Mutation: This is dependent on your representation, look at the lecture slides for some ideas on
which mutation to implement given your representation. Your mutation function must take a single
integer parameter which will determine how many times it is repeated on a solution (e.g. M(1) –
one mutation per chromosome, M(3) – 3 mutations).
Weakest Replacement: If the new solution is fitter than the worst in the population, then overwrite
the worst (breaking ties randomly) with the new solution.
Implementation and Experimentation
Implement the described EA in such a way that you can address the above problem and then run the
experiments described below and answer the subsequent questions. Note that, in all of the below, a
single trial means that you run the algorithm once and stop it when 10,000 fitness evaluations have
been reached. Different trials of the same algorithm should be seeded with different random
number seeds.
You should devise your own set of experiments to determine what effect (if any) the following
parameters have on the performance of the optimisation:
1. Tournament size(t)
2. Population size (p)
3. Mutation rate (i.e. the parameter identified in the mutation operator above) (m)
##########
_GIVEN PROBLEM 1_:
In the evolutionary algorithm assignment text, at what point should a single trial of the algorithm be stopped?
_GIVEN PROBLEM 2_:
Carry the evolutionary algorithm assignment text forward from its last line.

_DATA LINES_:
##########
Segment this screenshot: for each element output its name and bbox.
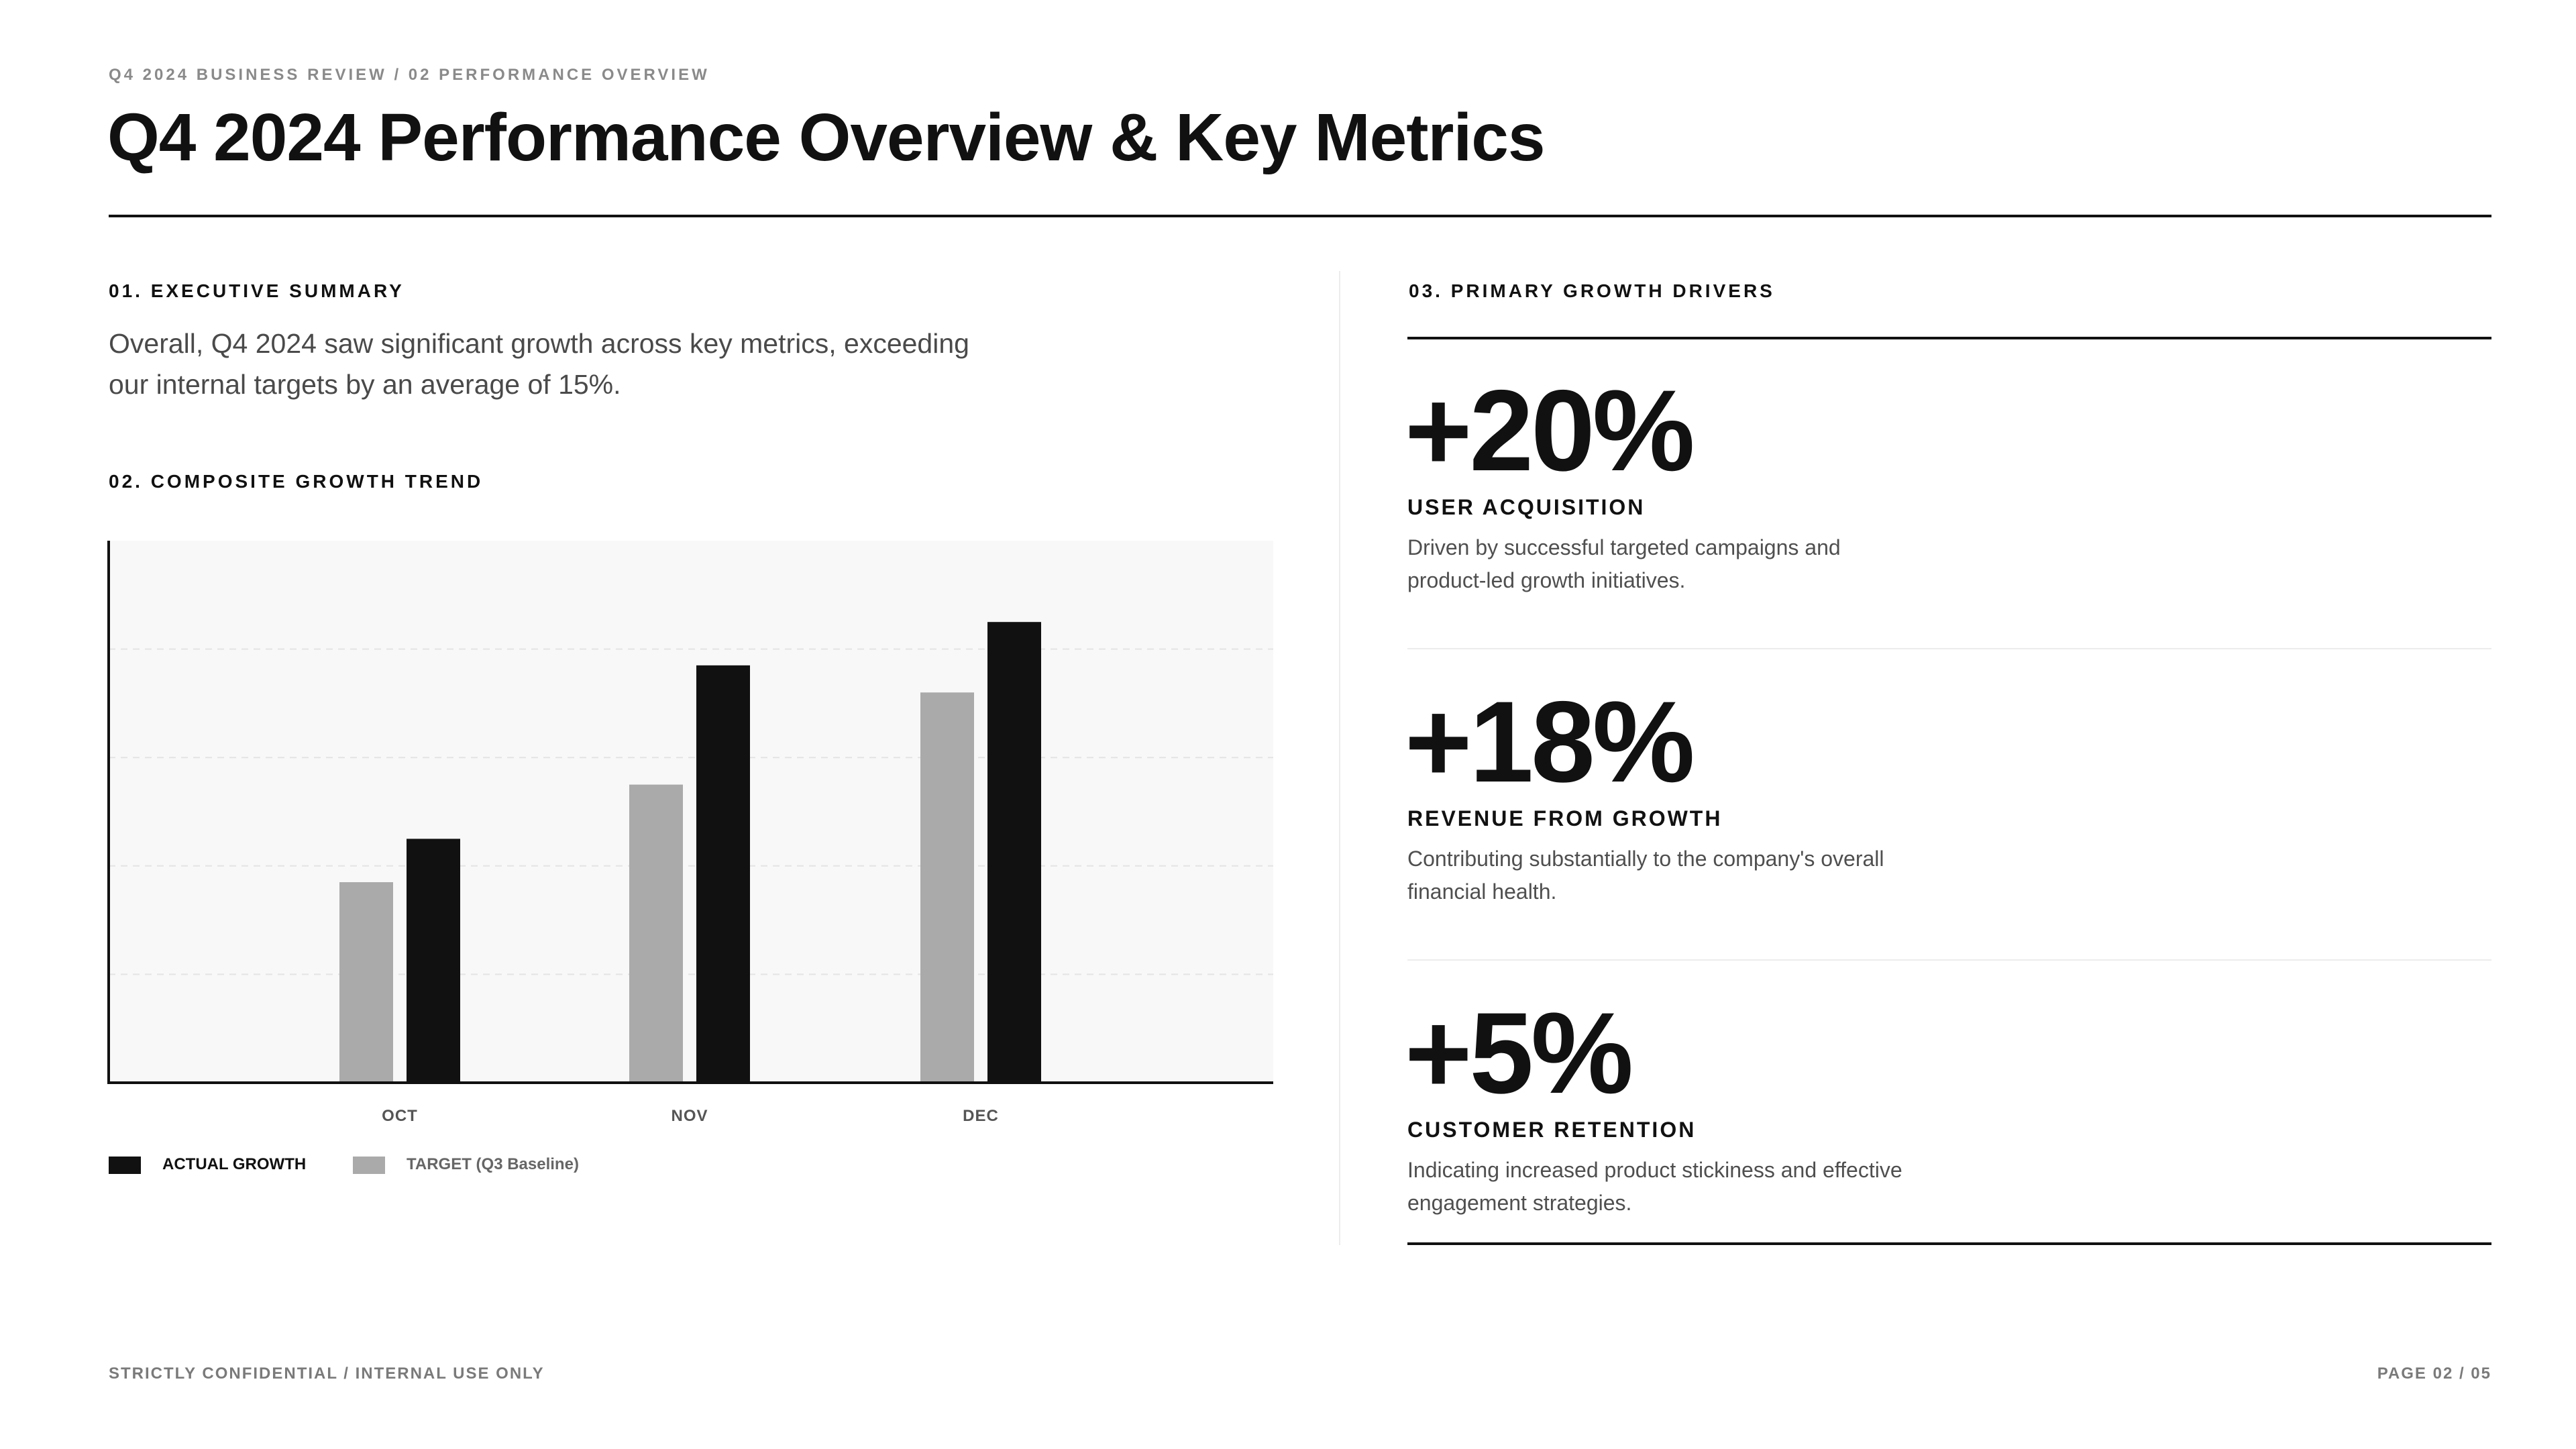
##########
_EXERCISE OUTPUT 1_:
A trial is stopped when 10,000 fitness evaluations have been reached.

_EXERCISE OUTPUT 2_:
Your experiments should assess the performance of the algorithm over a number of randomly seeded
trials for each setting of t, p, m, to provide robust results.
Analysis
Record the best fitness reached at the end of each trial and any other variables during the run that
you think will be important in answering the following questions.
Hint: You should think carefully about how best to present your results to show the behaviour of the
algorithm during your trials
Question 1: Which combination of parameters produces the best results?
Question 2: Why do you think this is the case?
Question 3: What was the effect when you removed mutation? What about crossover?
Question 4: If you were to extend your EA to work with a multi-objective version of this problem,
which functions in your program would you change and why?
In your answers, describe your observations of the results, and describe any tentative explanations or
conclusions you feel like making, in addition to any further experiments you felt it interesting or useful
to do to answer the above questions or to further your understanding of the algorithm parameters.
Submission
Report: Submit your report via E-BART by 12noon on the hand-in date shown above. The report
should have a maximum of 5 pages (5 sides of A4) which should include a description of your
experiments where tables and/or graphs of results should take up no more than 3-4 sides, with the
remaining space used to answer the questions above.
Code: Submit your clearly commented code as a zip file using the CEMPS electronic ‘CA Submit’
system (http://empslocal.ex.ac.uk/submit/) by 12noon on the hand-in date shown above. If you are
unsure how to use this system, please ask me.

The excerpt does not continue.